- [Requirements]: All entries must be repeated exactly; do not include the pictures.

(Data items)
+-------+
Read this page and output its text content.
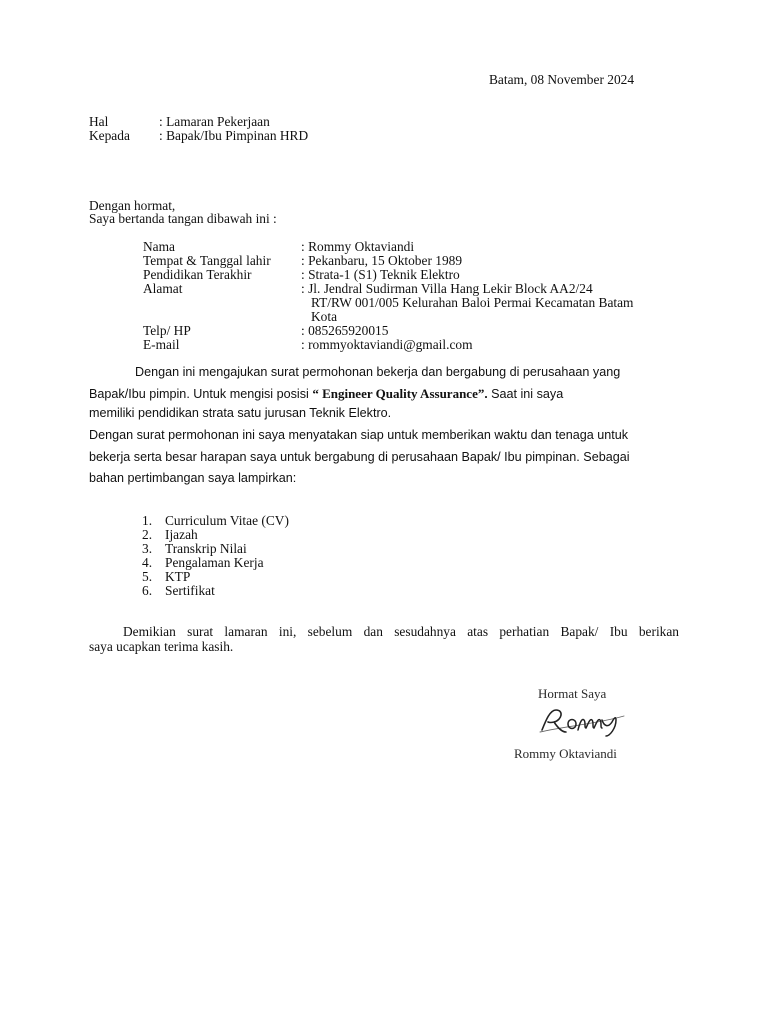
Batam, 08 November 2024
Hal	: Lamaran Pekerjaan
Kepada : Bapak/Ibu Pimpinan HRD
Dengan hormat,
Saya bertanda tangan dibawah ini :
Nama	: Rommy Oktaviandi
Tempat & Tanggal lahir : Pekanbaru, 15 Oktober 1989
Pendidikan Terakhir	: Strata-1 (S1) Teknik Elektro
Alamat	: Jl. Jendral Sudirman Villa Hang Lekir Block AA2/24
RT/RW 001/005 Kelurahan Baloi Permai Kecamatan Batam
Kota
Telp/ HP	: 085265920015
E-mail	: rommyoktaviandi@gmail.com
Dengan ini mengajukan surat permohonan bekerja dan bergabung di perusahaan yang
Bapak/Ibu pimpin. Untuk mengisi posisi “ Engineer Quality Assurance”. Saat ini saya
memiliki pendidikan strata satu jurusan Teknik Elektro.
Dengan surat permohonan ini saya menyatakan siap untuk memberikan waktu dan tenaga untuk
bekerja serta besar harapan saya untuk bergabung di perusahaan Bapak/ Ibu pimpinan. Sebagai
bahan pertimbangan saya lampirkan:
1. Curriculum Vitae (CV)
2. Ijazah
3. Transkrip Nilai
4. Pengalaman Kerja
5. KTP
6. Sertifikat
Demikian surat lamaran ini, sebelum dan sesudahnya atas perhatian Bapak/ Ibu berikan
saya ucapkan terima kasih.
Hormat Saya
Rommy Oktaviandi
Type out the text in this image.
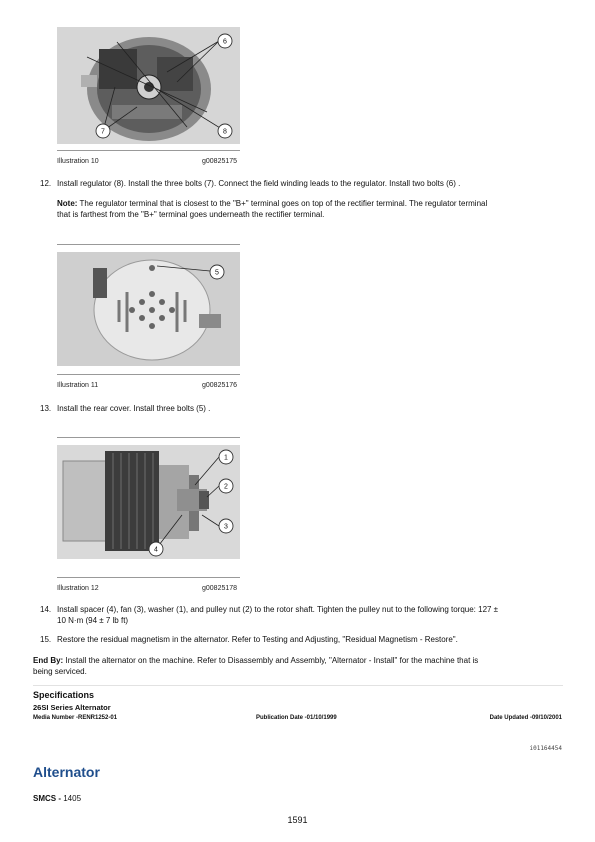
6
7	8
Illustration 10	g00825175
12. Install regulator (8). Install the three bolts (7). Connect the field winding leads to the regulator. Install two bolts (6) .
Note: The regulator terminal that is closest to the "B+" terminal goes on top of the rectifier terminal. The regulator terminal
that is farthest from the "B+" terminal goes underneath the rectifier terminal.
5
Illustration 11	g00825176
13. Install the rear cover. Install three bolts (5) .
1
2
3
4
Illustration 12	g00825178
14. Install spacer (4), fan (3), washer (1), and pulley nut (2) to the rotor shaft. Tighten the pulley nut to the following torque: 127 ±
10 N·m (94 ± 7 lb ft)
15. Restore the residual magnetism in the alternator. Refer to Testing and Adjusting, "Residual Magnetism - Restore".
End By: Install the alternator on the machine. Refer to Disassembly and Assembly, "Alternator - Install" for the machine that is
being serviced.
Specifications
26SI Series Alternator
Media Number -RENR1252-01	Publication Date -01/10/1999	Date Updated -09/10/2001
i01164454
Alternator
SMCS - 1405
1591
+-------+
- [Full output]:
Read this page and output its text content.
Batam, 08 November 2024
Hal	: Lamaran Pekerjaan
Kepada : Bapak/Ibu Pimpinan HRD
Dengan hormat,
Saya bertanda tangan dibawah ini :
Nama	: Rommy Oktaviandi
Tempat & Tanggal lahir : Pekanbaru, 15 Oktober 1989
Pendidikan Terakhir	: Strata-1 (S1) Teknik Elektro
Alamat	: Jl. Jendral Sudirman Villa Hang Lekir Block AA2/24
RT/RW 001/005 Kelurahan Baloi Permai Kecamatan Batam
Kota
Telp/ HP	: 085265920015
E-mail	: rommyoktaviandi@gmail.com
Dengan ini mengajukan surat permohonan bekerja dan bergabung di perusahaan yang
Bapak/Ibu pimpin. Untuk mengisi posisi “ Engineer Quality Assurance”. Saat ini saya
memiliki pendidikan strata satu jurusan Teknik Elektro.
Dengan surat permohonan ini saya menyatakan siap untuk memberikan waktu dan tenaga untuk
bekerja serta besar harapan saya untuk bergabung di perusahaan Bapak/ Ibu pimpinan. Sebagai
bahan pertimbangan saya lampirkan:
1. Curriculum Vitae (CV)
2. Ijazah
3. Transkrip Nilai
4. Pengalaman Kerja
5. KTP
6. Sertifikat
Demikian surat lamaran ini, sebelum dan sesudahnya atas perhatian Bapak/ Ibu berikan
saya ucapkan terima kasih.
Hormat Saya
Rommy Oktaviandi
Type out the text in this image.
6
7	8
Illustration 10	g00825175
12. Install regulator (8). Install the three bolts (7). Connect the field winding leads to the regulator. Install two bolts (6) .
Note: The regulator terminal that is closest to the "B+" terminal goes on top of the rectifier terminal. The regulator terminal
that is farthest from the "B+" terminal goes underneath the rectifier terminal.
5
Illustration 11	g00825176
13. Install the rear cover. Install three bolts (5) .
1
2
3
4
Illustration 12	g00825178
14. Install spacer (4), fan (3), washer (1), and pulley nut (2) to the rotor shaft. Tighten the pulley nut to the following torque: 127 ±
10 N·m (94 ± 7 lb ft)
15. Restore the residual magnetism in the alternator. Refer to Testing and Adjusting, "Residual Magnetism - Restore".
End By: Install the alternator on the machine. Refer to Disassembly and Assembly, "Alternator - Install" for the machine that is
being serviced.
Specifications
26SI Series Alternator
Media Number -RENR1252-01	Publication Date -01/10/1999	Date Updated -09/10/2001
i01164454
Alternator
SMCS - 1405
1591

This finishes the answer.